>> START Records

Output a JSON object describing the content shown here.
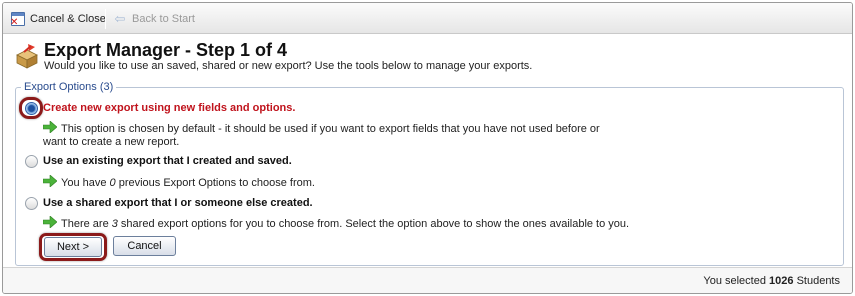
{
  "toolbar": {
    "cancel_close_label": "Cancel & Close",
    "back_to_start_label": "Back to Start"
  },
  "header": {
    "title": "Export Manager - Step 1 of 4",
    "subtitle": "Would you like to use an saved, shared or new export? Use the tools below to manage your exports."
  },
  "export_options": {
    "legend": "Export Options (3)",
    "options": [
      {
        "label": "Create new export using new fields and options.",
        "selected": true,
        "description": "This option is chosen by default - it should be used if you want to export fields that you have not used before or want to create a new report."
      },
      {
        "label": "Use an existing export that I created and saved.",
        "selected": false,
        "desc_before": "You have ",
        "desc_count": "0",
        "desc_after": " previous Export Options to choose from."
      },
      {
        "label": "Use a shared export that I or someone else created.",
        "selected": false,
        "desc_before": "There are ",
        "desc_count": "3",
        "desc_after": " shared export options for you to choose from. Select the option above to show the ones available to you."
      }
    ]
  },
  "buttons": {
    "next_label": "Next >",
    "cancel_label": "Cancel"
  },
  "footer": {
    "prefix": "You selected ",
    "count": "1026",
    "suffix": " Students"
  },
  "colors": {
    "selected_option_text": "#c0131c",
    "highlight_ring": "#8b1a1a",
    "legend_text": "#2a4c8e",
    "arrow_green": "#4bb33a"
  }
}
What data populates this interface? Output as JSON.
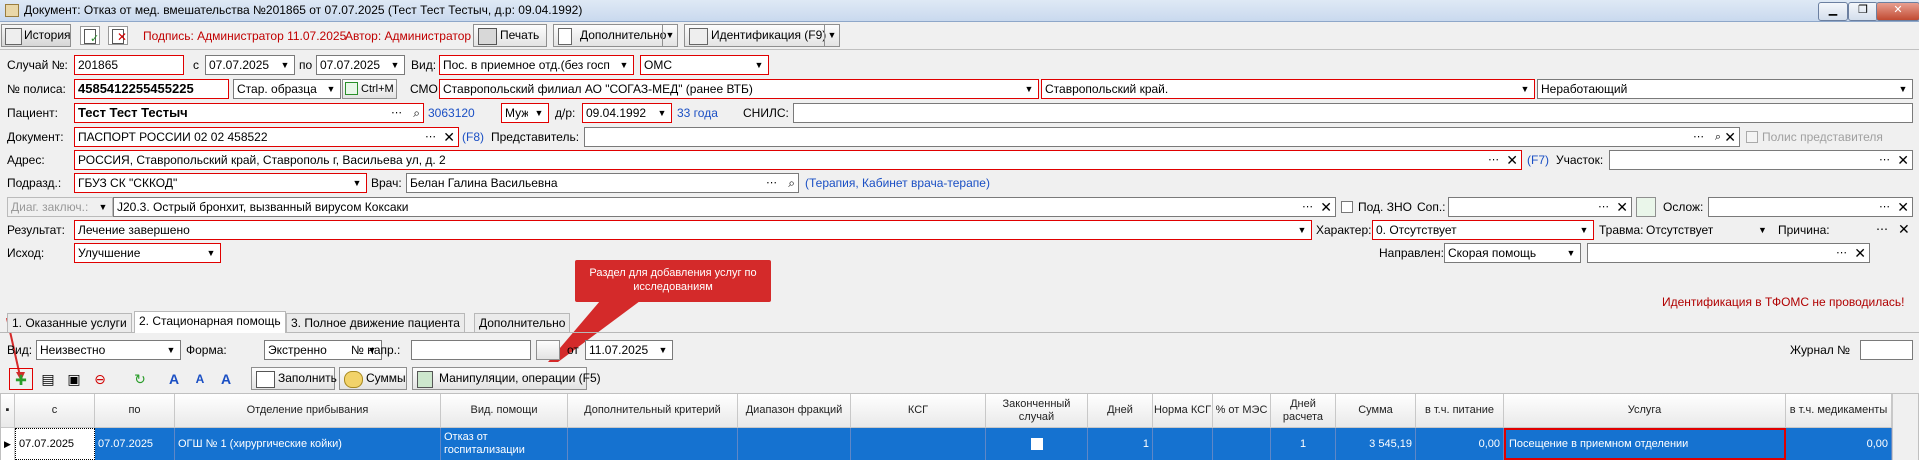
{
  "window": {
    "title": "Документ: Отказ от мед. вмешательства №201865 от 07.07.2025 (Тест Тест Тестыч, д.р: 09.04.1992)",
    "buttons": [
      "▁",
      "❐",
      "✕"
    ]
  },
  "toolbar": {
    "history": "История",
    "signature": "Подпись: Администратор 11.07.2025",
    "author": "Автор: Администратор",
    "print": "Печать",
    "extra": "Дополнительно",
    "ident": "Идентификация (F9)"
  },
  "form": {
    "case_label": "Случай №:",
    "case_value": "201865",
    "from_label": "с",
    "from_value": "07.07.2025",
    "to_label": "по",
    "to_value": "07.07.2025",
    "kind_label": "Вид:",
    "kind_value": "Пос. в приемное отд.(без госп",
    "payment_value": "ОМС",
    "policy_label": "№ полиса:",
    "policy_value": "4585412255455225",
    "policy_type": "Стар. образца",
    "ctrl_m": "Ctrl+M",
    "smo_label": "СМО:",
    "smo_value": "Ставропольский филиал АО \"СОГАЗ-МЕД\" (ранее ВТБ)",
    "region_value": "Ставропольский край.",
    "employment_value": "Неработающий",
    "patient_label": "Пациент:",
    "patient_value": "Тест Тест Тестыч",
    "patient_id": "3063120",
    "sex_value": "Муж.",
    "dob_label": "д/р:",
    "dob_value": "09.04.1992",
    "age": "33 года",
    "snils_label": "СНИЛС:",
    "doc_label": "Документ:",
    "doc_value": "ПАСПОРТ РОССИИ 02 02 458522",
    "f8": "(F8)",
    "rep_label": "Представитель:",
    "rep_policy": "Полис представителя",
    "addr_label": "Адрес:",
    "addr_value": "РОССИЯ, Ставропольский край, Ставрополь г, Васильева ул, д. 2",
    "f7": "(F7)",
    "area_label": "Участок:",
    "dept_label": "Подразд.:",
    "dept_value": "ГБУЗ СК \"СККОД\"",
    "doctor_label": "Врач:",
    "doctor_value": "Белан Галина Васильевна",
    "doctor_info": "(Терапия, Кабинет врача-терапе)",
    "diag_label": "Диаг. заключ.:",
    "diag_value": "J20.3. Острый бронхит, вызванный вирусом Коксаки",
    "zno_label": "Под. ЗНО",
    "sop_label": "Соп.:",
    "osl_label": "Ослож:",
    "result_label": "Результат:",
    "result_value": "Лечение завершено",
    "character_label": "Характер:",
    "character_value": "0. Отсутствует",
    "trauma_label": "Травма:",
    "trauma_value": "Отсутствует",
    "reason_label": "Причина:",
    "outcome_label": "Исход:",
    "outcome_value": "Улучшение",
    "direction_label": "Направлен:",
    "direction_value": "Скорая помощь",
    "tfoms_warning": "Идентификация в ТФОМС не проводилась!"
  },
  "callout": "Раздел для добавления услуг по исследованиям",
  "tabs": [
    "1. Оказанные услуги",
    "2. Стационарная помощь",
    "3. Полное движение пациента",
    "Дополнительно"
  ],
  "subform": {
    "kind_label": "Вид:",
    "kind_value": "Неизвестно",
    "form_label": "Форма:",
    "form_value": "Экстренно",
    "dir_label": "№ напр.:",
    "from_label": "от",
    "from_value": "11.07.2025",
    "journal_label": "Журнал №"
  },
  "actions": {
    "fill": "Заполнить",
    "sums": "Суммы",
    "manip": "Манипуляции, операции (F5)"
  },
  "grid": {
    "headers": [
      "с",
      "по",
      "Отделение прибывания",
      "Вид. помощи",
      "Дополнительный критерий",
      "Диапазон фракций",
      "КСГ",
      "Законченный случай",
      "Дней",
      "Норма КСГ",
      "% от МЭС",
      "Дней расчета",
      "Сумма",
      "в т.ч. питание",
      "Услуга",
      "в т.ч. медикаменты"
    ],
    "row": {
      "from": "07.07.2025",
      "to": "07.07.2025",
      "dept": "ОГШ № 1 (хирургические койки)",
      "help": "Отказ от госпитализации",
      "days": "1",
      "calc_days": "1",
      "sum": "3 545,19",
      "food": "0,00",
      "service": "Посещение в приемном отделении",
      "meds": "0,00"
    }
  },
  "colors": {
    "selection": "#1572d0",
    "error_border": "#e00000",
    "link": "#1a4fc4",
    "callout": "#d42a2a"
  }
}
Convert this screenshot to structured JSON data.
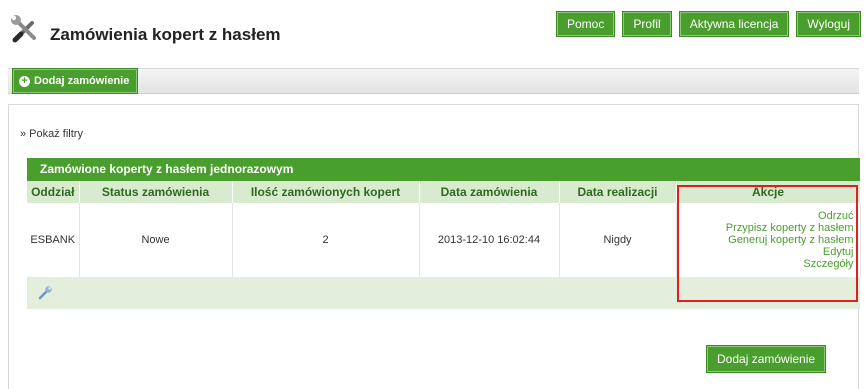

>> END Records

Only a number is wanted here: how many lines in the data above include the string "Ставропольский"?

*Answer for this exercise*:
3